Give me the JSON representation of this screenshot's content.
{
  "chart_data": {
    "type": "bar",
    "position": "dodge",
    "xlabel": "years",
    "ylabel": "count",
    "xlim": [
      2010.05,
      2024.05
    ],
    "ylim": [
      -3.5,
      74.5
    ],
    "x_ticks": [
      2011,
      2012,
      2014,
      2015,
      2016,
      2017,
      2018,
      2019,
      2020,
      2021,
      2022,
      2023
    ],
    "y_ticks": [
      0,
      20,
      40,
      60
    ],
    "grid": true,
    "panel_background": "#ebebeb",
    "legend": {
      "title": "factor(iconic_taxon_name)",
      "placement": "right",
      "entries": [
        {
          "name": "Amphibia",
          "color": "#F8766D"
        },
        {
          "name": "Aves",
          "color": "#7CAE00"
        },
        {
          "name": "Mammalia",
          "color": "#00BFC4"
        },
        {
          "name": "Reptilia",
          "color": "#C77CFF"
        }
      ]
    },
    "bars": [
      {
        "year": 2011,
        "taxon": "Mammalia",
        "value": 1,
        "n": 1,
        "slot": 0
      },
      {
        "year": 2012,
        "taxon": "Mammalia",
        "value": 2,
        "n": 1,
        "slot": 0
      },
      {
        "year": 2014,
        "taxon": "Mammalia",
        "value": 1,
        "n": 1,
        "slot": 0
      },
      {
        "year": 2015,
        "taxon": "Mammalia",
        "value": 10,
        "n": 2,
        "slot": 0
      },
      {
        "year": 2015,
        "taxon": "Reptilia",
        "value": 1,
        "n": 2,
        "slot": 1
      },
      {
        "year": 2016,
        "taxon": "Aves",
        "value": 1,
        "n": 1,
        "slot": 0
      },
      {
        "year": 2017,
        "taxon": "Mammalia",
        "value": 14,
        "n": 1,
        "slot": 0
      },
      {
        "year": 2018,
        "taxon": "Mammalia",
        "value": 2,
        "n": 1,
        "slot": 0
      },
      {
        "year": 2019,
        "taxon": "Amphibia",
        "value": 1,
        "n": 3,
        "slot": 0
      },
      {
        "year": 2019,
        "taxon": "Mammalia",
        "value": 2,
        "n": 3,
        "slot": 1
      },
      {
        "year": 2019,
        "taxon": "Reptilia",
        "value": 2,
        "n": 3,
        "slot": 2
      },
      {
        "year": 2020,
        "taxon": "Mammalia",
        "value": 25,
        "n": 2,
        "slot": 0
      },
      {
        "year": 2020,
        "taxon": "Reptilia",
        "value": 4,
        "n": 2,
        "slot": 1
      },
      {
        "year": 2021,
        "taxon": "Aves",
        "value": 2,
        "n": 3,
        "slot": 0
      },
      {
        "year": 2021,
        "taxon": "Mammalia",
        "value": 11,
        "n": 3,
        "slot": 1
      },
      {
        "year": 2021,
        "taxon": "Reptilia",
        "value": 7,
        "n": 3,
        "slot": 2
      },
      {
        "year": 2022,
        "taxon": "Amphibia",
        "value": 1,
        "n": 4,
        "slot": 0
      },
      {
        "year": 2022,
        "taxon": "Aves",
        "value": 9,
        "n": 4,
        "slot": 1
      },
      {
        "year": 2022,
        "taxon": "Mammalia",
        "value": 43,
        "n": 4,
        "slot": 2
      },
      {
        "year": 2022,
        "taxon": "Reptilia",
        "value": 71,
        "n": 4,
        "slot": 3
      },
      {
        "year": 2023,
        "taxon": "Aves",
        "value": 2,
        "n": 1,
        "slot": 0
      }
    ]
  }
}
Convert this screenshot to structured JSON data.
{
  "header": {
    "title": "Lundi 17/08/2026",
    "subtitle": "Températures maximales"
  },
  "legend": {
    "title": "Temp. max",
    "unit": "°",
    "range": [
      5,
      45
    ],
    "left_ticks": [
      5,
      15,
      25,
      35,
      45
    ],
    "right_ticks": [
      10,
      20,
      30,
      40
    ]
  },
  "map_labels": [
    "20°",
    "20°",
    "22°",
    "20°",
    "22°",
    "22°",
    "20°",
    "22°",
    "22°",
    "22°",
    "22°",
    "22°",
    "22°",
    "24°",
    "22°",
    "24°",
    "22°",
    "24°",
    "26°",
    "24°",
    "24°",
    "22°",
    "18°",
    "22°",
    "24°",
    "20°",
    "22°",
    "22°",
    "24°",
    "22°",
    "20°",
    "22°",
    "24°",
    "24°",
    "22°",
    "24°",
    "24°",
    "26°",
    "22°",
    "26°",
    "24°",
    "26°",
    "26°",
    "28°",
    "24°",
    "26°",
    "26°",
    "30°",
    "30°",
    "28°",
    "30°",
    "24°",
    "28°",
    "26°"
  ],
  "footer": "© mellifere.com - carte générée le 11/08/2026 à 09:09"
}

□ □ □ □ □

#### [To do]
Output every line above without altering anything.

#### [Expected answer]
Give me the JSON representation of this screenshot's content.
{
  "chart_data": {
    "type": "bar",
    "position": "dodge",
    "xlabel": "years",
    "ylabel": "count",
    "xlim": [
      2010.05,
      2024.05
    ],
    "ylim": [
      -3.5,
      74.5
    ],
    "x_ticks": [
      2011,
      2012,
      2014,
      2015,
      2016,
      2017,
      2018,
      2019,
      2020,
      2021,
      2022,
      2023
    ],
    "y_ticks": [
      0,
      20,
      40,
      60
    ],
    "grid": true,
    "panel_background": "#ebebeb",
    "legend": {
      "title": "factor(iconic_taxon_name)",
      "placement": "right",
      "entries": [
        {
          "name": "Amphibia",
          "color": "#F8766D"
        },
        {
          "name": "Aves",
          "color": "#7CAE00"
        },
        {
          "name": "Mammalia",
          "color": "#00BFC4"
        },
        {
          "name": "Reptilia",
          "color": "#C77CFF"
        }
      ]
    },
    "bars": [
      {
        "year": 2011,
        "taxon": "Mammalia",
        "value": 1,
        "n": 1,
        "slot": 0
      },
      {
        "year": 2012,
        "taxon": "Mammalia",
        "value": 2,
        "n": 1,
        "slot": 0
      },
      {
        "year": 2014,
        "taxon": "Mammalia",
        "value": 1,
        "n": 1,
        "slot": 0
      },
      {
        "year": 2015,
        "taxon": "Mammalia",
        "value": 10,
        "n": 2,
        "slot": 0
      },
      {
        "year": 2015,
        "taxon": "Reptilia",
        "value": 1,
        "n": 2,
        "slot": 1
      },
      {
        "year": 2016,
        "taxon": "Aves",
        "value": 1,
        "n": 1,
        "slot": 0
      },
      {
        "year": 2017,
        "taxon": "Mammalia",
        "value": 14,
        "n": 1,
        "slot": 0
      },
      {
        "year": 2018,
        "taxon": "Mammalia",
        "value": 2,
        "n": 1,
        "slot": 0
      },
      {
        "year": 2019,
        "taxon": "Amphibia",
        "value": 1,
        "n": 3,
        "slot": 0
      },
      {
        "year": 2019,
        "taxon": "Mammalia",
        "value": 2,
        "n": 3,
        "slot": 1
      },
      {
        "year": 2019,
        "taxon": "Reptilia",
        "value": 2,
        "n": 3,
        "slot": 2
      },
      {
        "year": 2020,
        "taxon": "Mammalia",
        "value": 25,
        "n": 2,
        "slot": 0
      },
      {
        "year": 2020,
        "taxon": "Reptilia",
        "value": 4,
        "n": 2,
        "slot": 1
      },
      {
        "year": 2021,
        "taxon": "Aves",
        "value": 2,
        "n": 3,
        "slot": 0
      },
      {
        "year": 2021,
        "taxon": "Mammalia",
        "value": 11,
        "n": 3,
        "slot": 1
      },
      {
        "year": 2021,
        "taxon": "Reptilia",
        "value": 7,
        "n": 3,
        "slot": 2
      },
      {
        "year": 2022,
        "taxon": "Amphibia",
        "value": 1,
        "n": 4,
        "slot": 0
      },
      {
        "year": 2022,
        "taxon": "Aves",
        "value": 9,
        "n": 4,
        "slot": 1
      },
      {
        "year": 2022,
        "taxon": "Mammalia",
        "value": 43,
        "n": 4,
        "slot": 2
      },
      {
        "year": 2022,
        "taxon": "Reptilia",
        "value": 71,
        "n": 4,
        "slot": 3
      },
      {
        "year": 2023,
        "taxon": "Aves",
        "value": 2,
        "n": 1,
        "slot": 0
      }
    ]
  }
}
Convert this screenshot to structured JSON data.
{
  "header": {
    "title": "Lundi 17/08/2026",
    "subtitle": "Températures maximales"
  },
  "legend": {
    "title": "Temp. max",
    "unit": "°",
    "range": [
      5,
      45
    ],
    "left_ticks": [
      5,
      15,
      25,
      35,
      45
    ],
    "right_ticks": [
      10,
      20,
      30,
      40
    ]
  },
  "map_labels": [
    "20°",
    "20°",
    "22°",
    "20°",
    "22°",
    "22°",
    "20°",
    "22°",
    "22°",
    "22°",
    "22°",
    "22°",
    "22°",
    "24°",
    "22°",
    "24°",
    "22°",
    "24°",
    "26°",
    "24°",
    "24°",
    "22°",
    "18°",
    "22°",
    "24°",
    "20°",
    "22°",
    "22°",
    "24°",
    "22°",
    "20°",
    "22°",
    "24°",
    "24°",
    "22°",
    "24°",
    "24°",
    "26°",
    "22°",
    "26°",
    "24°",
    "26°",
    "26°",
    "28°",
    "24°",
    "26°",
    "26°",
    "30°",
    "30°",
    "28°",
    "30°",
    "24°",
    "28°",
    "26°"
  ],
  "footer": "© mellifere.com - carte générée le 11/08/2026 à 09:09"
}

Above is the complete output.